§ DOCUMENTO:
■ ■ ■ ■

O filme começa com um aviso (“um filme sem actores”) seguido da introdução das personagens – os seus nomes, as suas profissões. Um curioso plano dá início à ficção: Wolfgang aborda Christl na rua, enquanto ela espera por alguém que nunca chega. Combinam um encontro para o dia seguinte (domingo). Nós assistimos de longe à cena, através de uma teleobjectiva, momento ao qual todos os passantes parecem completamente alheios, sublinhando o que ficara também estabelecido nos cartões iniciais: a narrativa tem base (e imagem) real. Estamos, portanto, perante um dos primeiros híbridos.
Christl é figurante e a sua melhor amiga, Brigitte, trabalha numa loja de discos. Wolfgang é um homem dos sete ofícios e pinga-amor profissional. Erwin é taxista e a sua namorada, Annie, é modelo. Na única cena do filme em interior – no apartamento de Erwin e Annie – encontramos um último adeus ao expressionismo alemão (já agora, um último adeus ao cinema mudo) na personagem feminina que está sempre a dormir, num imenso contraste com o naturalismo das cenas de exterior. A tensão dramática no interior do pequeno apartamento de Erwin e Annie, que se vai tornando cada vez mais claustrofóbico, palpita na intermitência de um plano de uma torneira a pingar, uma e outra vez, cada vez mais próxima, como se de uma assassina se tratasse (talvez esteja aqui o único traço noir do filme). As gotas que caem contam o tempo que falta para a relação dos dois terminar, o tempo que falta até domingo chegar, na minha cabeça o tempo premonitório que passará a correr até à ascensão de Hitler. Uma rápida sucessão de planos compõe toda a cena, cortes que intensificam também o compasso do tempo que se esgota.
Em modo presto, as imagens do fim-de-semana dos berlinenses vão alternando com as da aventura estival. Christl leva a sua melhor amiga, Brigitte, e Wolfgang leva o seu melhor amigo, Erwin (que não consegue arrastar a bela adormecida da namorada). Passámos então dos excessos expressionistas do interior para o realismo exterior que procura (e consegue) fundir o coreografar da cidade com a narrativa. Não voltaremos a abandonar a história do passeio dos quatro até ao fecho do filme senão para pequenas incursões ao interior do apartamento (no qual Annie continua a dormir).

■ ■ ■ ■

§ INFORMAÇÃO EXTRAÍDA:
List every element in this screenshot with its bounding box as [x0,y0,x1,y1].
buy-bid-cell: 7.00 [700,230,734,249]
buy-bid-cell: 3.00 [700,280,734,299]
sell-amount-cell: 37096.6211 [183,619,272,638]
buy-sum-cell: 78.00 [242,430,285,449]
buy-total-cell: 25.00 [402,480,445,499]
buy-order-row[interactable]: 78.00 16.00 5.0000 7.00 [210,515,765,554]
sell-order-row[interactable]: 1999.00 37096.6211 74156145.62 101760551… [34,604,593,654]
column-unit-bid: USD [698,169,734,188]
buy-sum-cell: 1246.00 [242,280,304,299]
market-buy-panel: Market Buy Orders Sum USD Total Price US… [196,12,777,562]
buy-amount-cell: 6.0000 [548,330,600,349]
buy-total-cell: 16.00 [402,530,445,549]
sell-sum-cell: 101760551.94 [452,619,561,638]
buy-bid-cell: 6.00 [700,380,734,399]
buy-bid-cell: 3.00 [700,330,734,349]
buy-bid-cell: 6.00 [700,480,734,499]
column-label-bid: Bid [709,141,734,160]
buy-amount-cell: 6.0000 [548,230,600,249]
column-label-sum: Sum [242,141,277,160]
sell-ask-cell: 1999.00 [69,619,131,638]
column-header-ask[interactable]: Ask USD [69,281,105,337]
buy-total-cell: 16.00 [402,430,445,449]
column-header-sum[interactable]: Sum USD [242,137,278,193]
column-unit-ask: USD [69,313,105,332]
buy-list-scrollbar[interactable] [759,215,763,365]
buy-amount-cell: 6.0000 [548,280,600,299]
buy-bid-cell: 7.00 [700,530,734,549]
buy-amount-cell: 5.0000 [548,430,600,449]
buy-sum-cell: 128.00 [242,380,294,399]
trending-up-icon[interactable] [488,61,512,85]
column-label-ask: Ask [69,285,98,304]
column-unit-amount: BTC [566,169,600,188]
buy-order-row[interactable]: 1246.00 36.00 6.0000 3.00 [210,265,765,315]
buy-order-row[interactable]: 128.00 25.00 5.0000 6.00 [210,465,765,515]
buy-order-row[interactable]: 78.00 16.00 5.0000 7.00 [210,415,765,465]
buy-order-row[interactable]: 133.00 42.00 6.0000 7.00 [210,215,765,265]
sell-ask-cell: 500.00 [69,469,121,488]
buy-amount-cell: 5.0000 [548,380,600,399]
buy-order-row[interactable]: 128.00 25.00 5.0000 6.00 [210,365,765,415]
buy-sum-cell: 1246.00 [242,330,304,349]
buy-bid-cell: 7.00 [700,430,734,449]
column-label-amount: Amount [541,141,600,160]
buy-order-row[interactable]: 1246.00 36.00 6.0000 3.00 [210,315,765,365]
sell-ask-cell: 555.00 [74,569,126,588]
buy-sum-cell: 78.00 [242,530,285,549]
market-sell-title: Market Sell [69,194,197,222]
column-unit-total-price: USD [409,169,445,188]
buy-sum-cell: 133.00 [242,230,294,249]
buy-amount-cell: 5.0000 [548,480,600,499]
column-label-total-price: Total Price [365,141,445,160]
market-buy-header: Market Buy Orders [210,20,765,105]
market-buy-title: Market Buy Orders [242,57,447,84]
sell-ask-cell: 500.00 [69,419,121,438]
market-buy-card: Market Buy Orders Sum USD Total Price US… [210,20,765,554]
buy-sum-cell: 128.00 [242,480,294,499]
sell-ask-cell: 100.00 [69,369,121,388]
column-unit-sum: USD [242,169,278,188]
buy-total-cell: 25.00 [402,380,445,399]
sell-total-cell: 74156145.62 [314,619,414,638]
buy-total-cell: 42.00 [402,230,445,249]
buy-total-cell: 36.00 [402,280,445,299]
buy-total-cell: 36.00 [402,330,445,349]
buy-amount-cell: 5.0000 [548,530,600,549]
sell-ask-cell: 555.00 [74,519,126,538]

■ ■ ■ ■

§ O QUE SE PEDE:
A. No texto sobre o filme, onde trabalha Brigitte?
B. Reescreve em forma de lista o parágrafo do texto sobre o filme que começa por "Em modo presto", mantendo os factos principais.
C. Prossegue o texto sobre o filme a partir do ponto em que termina.

§ RESPOSTAS ÀS TAREFAS:
A. Numa loja de discos.

B.
- As imagens do fim-de-semana dos berlinenses alternam, em ritmo rápido, com as da aventura estival.
- Christl leva a sua melhor amiga, Brigitte.
- Wolfgang leva o seu melhor amigo, Erwin, que não consegue arrastar a namorada adormecida.
- O filme passa dos excessos expressionistas do interior para um realismo exterior que funde o coreografar da cidade com a narrativa.
- Até ao fecho, a história segue o passeio dos quatro, com apenas pequenas incursões ao apartamento onde Annie continua a dormir.

C.
Os quatro rumam à beira-lago, a expedição domingueira da sua preferência. Wolfgang prontamente decide que Brigitte é mais bonita que Christl e age sem pudor nas investidas sobre a virginal melhor amiga, que acaba por ceder ao seu charme sem colocar grandes obstáculos, numa cena abertamente sexual. Os dois fazem amor enquanto a câmara faz uma panorâmica pelos arredores, fechando o plano sobre uma quantidade enorme de lixo, para depois regressar ao cume das árvores e ao céu em êxtase, até voltar a pousar nos dois jovens que acordam do torpor e compõem a roupa. Na Berlim domingueira de 1930, antes de Siodmak, Wilder, Ulmer e Zinnemann terem sido manietados pelo Código Hays, podemos deliciar-nos com as múltiplas cenas carregadas de sexualidade: Annie a dormir meio despida, as duas amigas a vestirem o fato-de-banho atrás de um arbusto ao pé dos rapazes, as diversas bofetadas nos rabos (femininos, masculinos), uma alça que não fica no ombro, um sugestivo manequim sem roupa na montra de uma loja, as lânguidas poses de Brigitte, já nada virginal. Os futuros censores deliciar-se-iam secretamente com um sem-fim de referências sexuais (talvez condicionadas apenas por alguma self-consciousness dos não-actores).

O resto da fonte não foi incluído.